▶ _EXCERPT_
>>>
In its response Friday, Meta agreed to remove the exception from its policy. “As the board notes in this recommendation, removing the exception for ‘publicly available’ private residential information may limit the availability of this information on Facebook and Instagram when it is still publicly available elsewhere,” the company wrote. “However, we recognize that implementing this recommendation can strengthen privacy protections on our platforms.” Meta added that the policy change would be implemented “by the end of the year.”
While the company ended one exception, it agreed to relax its policy on another issue. Meta said users would be able to share photos of the exterior of private homes “when the property depicted is the focus of the news story, except when shared in the context of organizing protests against the resident.” Likewise, the company also agreed that it would allow users to share addresses of “high ranking” government officials if the property is a publicly-owned official residence, like those used by heads of state and ambassadors.
The policy changes could have a significant impact for people facing harassment, while also allowing some information to be shared in the context of news stories or protests against elected officials.
The board had also recommended Meta revamp the way that privacy violations are reported by users and how reports are handled internally. On the reporting front, Meta said it has already started experimenting with a simpler method for reporting privacy intrusions. Previously, users had to “click through two menus” and manually search for “privacy violation,” but now the option will appear without the extra search. Meta said it will have results from the experiment “later this month" when it will decide whether to make the change permanent.
Notably, Meta declined to make another change that could make it easier for doxxing victims to get help more quickly. The company said that it would not act on a recommendation that it “create a specific channel of communications for victims of doxing” regardless of whether they are Facebook users. Meta noted that it’s already piloting some live chat help features, but said it “cannot commit to building a doxing-specific channel.”
Meta was also non-committal on a board recommendation that doxxing should be categorized as “severe” violation resulting in a temporary suspension. The company said it was “assessing the feasibility” of the suggestion and “exploring ways to incorporate elements of this recommendation.”
In addition to the substance of the policy changes, Meta’s response to the Oversight Board in this case is notable because it represents the first time the company had asked for a policy advisory opinion, received recommendations and issued a response. Typically, the board weighs in on specific moderation decisions, which can then impact the underlying policies. But Meta can also ask for help shaping broader rules, like it did with doxxing. The company has also asked for help in creating rules around its controversial “cross check” system.
<<<
▶ _EXERCISE AIM_
Return the passage of the Meta doxxing policy article above verbatim, starting at the words "The policy changes could" and ending with "the change permanent.".

▶ _Rows from a data source_
>>>
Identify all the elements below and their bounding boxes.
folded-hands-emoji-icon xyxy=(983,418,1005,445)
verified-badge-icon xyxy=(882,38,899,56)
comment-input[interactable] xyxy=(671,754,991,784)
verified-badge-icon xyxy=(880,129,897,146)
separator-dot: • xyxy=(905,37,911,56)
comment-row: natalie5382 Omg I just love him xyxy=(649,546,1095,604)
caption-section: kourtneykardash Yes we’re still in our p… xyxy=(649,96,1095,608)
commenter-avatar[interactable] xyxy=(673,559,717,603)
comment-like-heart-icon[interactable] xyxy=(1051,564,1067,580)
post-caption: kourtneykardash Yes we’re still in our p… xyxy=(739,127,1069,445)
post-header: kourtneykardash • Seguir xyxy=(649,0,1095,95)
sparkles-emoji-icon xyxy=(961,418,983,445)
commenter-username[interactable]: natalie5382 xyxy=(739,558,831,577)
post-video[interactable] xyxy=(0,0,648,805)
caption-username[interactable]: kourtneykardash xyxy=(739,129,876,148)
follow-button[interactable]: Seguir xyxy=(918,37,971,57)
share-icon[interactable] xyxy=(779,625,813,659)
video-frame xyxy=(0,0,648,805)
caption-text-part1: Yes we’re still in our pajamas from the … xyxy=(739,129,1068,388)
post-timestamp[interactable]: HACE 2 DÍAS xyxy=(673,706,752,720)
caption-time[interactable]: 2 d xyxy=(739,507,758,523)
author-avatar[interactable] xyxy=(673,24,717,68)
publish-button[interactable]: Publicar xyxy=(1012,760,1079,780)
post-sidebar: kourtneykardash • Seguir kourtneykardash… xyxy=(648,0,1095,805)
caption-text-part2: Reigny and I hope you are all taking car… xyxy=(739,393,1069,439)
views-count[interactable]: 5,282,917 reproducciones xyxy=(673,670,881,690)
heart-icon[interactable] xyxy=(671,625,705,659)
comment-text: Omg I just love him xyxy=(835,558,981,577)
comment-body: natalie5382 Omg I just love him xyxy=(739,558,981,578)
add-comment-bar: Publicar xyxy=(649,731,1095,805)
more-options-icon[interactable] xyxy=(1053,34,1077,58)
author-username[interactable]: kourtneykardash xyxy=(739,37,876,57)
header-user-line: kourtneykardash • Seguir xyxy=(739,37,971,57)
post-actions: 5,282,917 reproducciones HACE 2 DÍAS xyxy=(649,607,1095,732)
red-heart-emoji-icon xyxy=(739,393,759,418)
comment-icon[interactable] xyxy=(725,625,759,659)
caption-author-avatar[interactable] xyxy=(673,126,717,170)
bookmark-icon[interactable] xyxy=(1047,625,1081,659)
<<<
▶ _WRITTEN SOLUTION_
The policy changes could have a significant impact for people facing harassment, while also allowing some information to be shared in the context of news stories or protests against elected officials.
The board had also recommended Meta revamp the way that privacy violations are reported by users and how reports are handled internally. On the reporting front, Meta said it has already started experimenting with a simpler method for reporting privacy intrusions. Previously, users had to “click through two menus” and manually search for “privacy violation,” but now the option will appear without the extra search. Meta said it will have results from the experiment “later this month" when it will decide whether to make the change permanent.